» **What you will do**:
Write out every record in full, exactly as written, please.

» **Raw records**:
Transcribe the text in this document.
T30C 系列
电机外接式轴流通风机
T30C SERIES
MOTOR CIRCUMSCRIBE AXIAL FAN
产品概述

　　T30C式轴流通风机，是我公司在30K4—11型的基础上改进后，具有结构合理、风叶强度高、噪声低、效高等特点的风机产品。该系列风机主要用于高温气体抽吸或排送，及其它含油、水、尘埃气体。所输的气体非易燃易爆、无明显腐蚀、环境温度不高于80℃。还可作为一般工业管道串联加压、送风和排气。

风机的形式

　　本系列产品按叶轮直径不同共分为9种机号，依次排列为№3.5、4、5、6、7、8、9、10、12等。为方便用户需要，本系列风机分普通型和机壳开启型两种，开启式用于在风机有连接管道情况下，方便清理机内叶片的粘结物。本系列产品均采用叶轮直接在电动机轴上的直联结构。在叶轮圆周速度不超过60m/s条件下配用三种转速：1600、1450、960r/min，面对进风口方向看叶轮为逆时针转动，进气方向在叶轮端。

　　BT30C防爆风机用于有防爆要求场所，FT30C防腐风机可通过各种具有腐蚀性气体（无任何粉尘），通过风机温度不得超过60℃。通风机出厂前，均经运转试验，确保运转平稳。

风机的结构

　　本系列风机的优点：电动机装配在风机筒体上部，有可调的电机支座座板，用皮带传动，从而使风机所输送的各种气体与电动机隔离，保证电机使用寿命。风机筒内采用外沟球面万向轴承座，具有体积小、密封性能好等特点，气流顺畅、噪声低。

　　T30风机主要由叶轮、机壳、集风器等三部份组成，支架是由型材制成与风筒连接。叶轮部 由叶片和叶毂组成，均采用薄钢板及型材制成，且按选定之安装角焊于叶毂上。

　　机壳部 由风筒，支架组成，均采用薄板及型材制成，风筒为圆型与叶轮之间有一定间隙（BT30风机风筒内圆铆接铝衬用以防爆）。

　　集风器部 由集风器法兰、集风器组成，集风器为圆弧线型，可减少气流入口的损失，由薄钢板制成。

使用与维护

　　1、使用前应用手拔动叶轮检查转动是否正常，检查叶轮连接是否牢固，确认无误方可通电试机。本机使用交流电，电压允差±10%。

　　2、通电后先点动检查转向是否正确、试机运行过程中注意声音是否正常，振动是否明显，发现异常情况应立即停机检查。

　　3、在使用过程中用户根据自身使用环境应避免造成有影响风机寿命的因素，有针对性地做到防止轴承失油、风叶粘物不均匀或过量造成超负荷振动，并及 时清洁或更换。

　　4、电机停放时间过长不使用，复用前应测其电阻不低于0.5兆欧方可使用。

» **Task answer**:
Transcribe the text in this document.
T30C 系列
电机外接式轴流通风机
T30C SERIES
MOTOR CIRCUMSCRIBE AXIAL FAN
产品概述

　　T30C式轴流通风机，是我公司在30K4—11型的基础上改进后，具有结构合理、风叶强度高、噪声低、效高等特点的风机产品。该系列风机主要用于高温气体抽吸或排送，及其它含油、水、尘埃气体。所输的气体非易燃易爆、无明显腐蚀、环境温度不高于80℃。还可作为一般工业管道串联加压、送风和排气。

风机的形式

　　本系列产品按叶轮直径不同共分为9种机号，依次排列为№3.5、4、5、6、7、8、9、10、12等。为方便用户需要，本系列风机分普通型和机壳开启型两种，开启式用于在风机有连接管道情况下，方便清理机内叶片的粘结物。本系列产品均采用叶轮直接在电动机轴上的直联结构。在叶轮圆周速度不超过60m/s条件下配用三种转速：1600、1450、960r/min，面对进风口方向看叶轮为逆时针转动，进气方向在叶轮端。

　　BT30C防爆风机用于有防爆要求场所，FT30C防腐风机可通过各种具有腐蚀性气体（无任何粉尘），通过风机温度不得超过60℃。通风机出厂前，均经运转试验，确保运转平稳。

风机的结构

　　本系列风机的优点：电动机装配在风机筒体上部，有可调的电机支座座板，用皮带传动，从而使风机所输送的各种气体与电动机隔离，保证电机使用寿命。风机筒内采用外沟球面万向轴承座，具有体积小、密封性能好等特点，气流顺畅、噪声低。

　　T30风机主要由叶轮、机壳、集风器等三部份组成，支架是由型材制成与风筒连接。叶轮部 由叶片和叶毂组成，均采用薄钢板及型材制成，且按选定之安装角焊于叶毂上。

　　机壳部 由风筒，支架组成，均采用薄板及型材制成，风筒为圆型与叶轮之间有一定间隙（BT30风机风筒内圆铆接铝衬用以防爆）。

　　集风器部 由集风器法兰、集风器组成，集风器为圆弧线型，可减少气流入口的损失，由薄钢板制成。

使用与维护

　　1、使用前应用手拔动叶轮检查转动是否正常，检查叶轮连接是否牢固，确认无误方可通电试机。本机使用交流电，电压允差±10%。

　　2、通电后先点动检查转向是否正确、试机运行过程中注意声音是否正常，振动是否明显，发现异常情况应立即停机检查。

　　3、在使用过程中用户根据自身使用环境应避免造成有影响风机寿命的因素，有针对性地做到防止轴承失油、风叶粘物不均匀或过量造成超负荷振动，并及 时清洁或更换。

　　4、电机停放时间过长不使用，复用前应测其电阻不低于0.5兆欧方可使用。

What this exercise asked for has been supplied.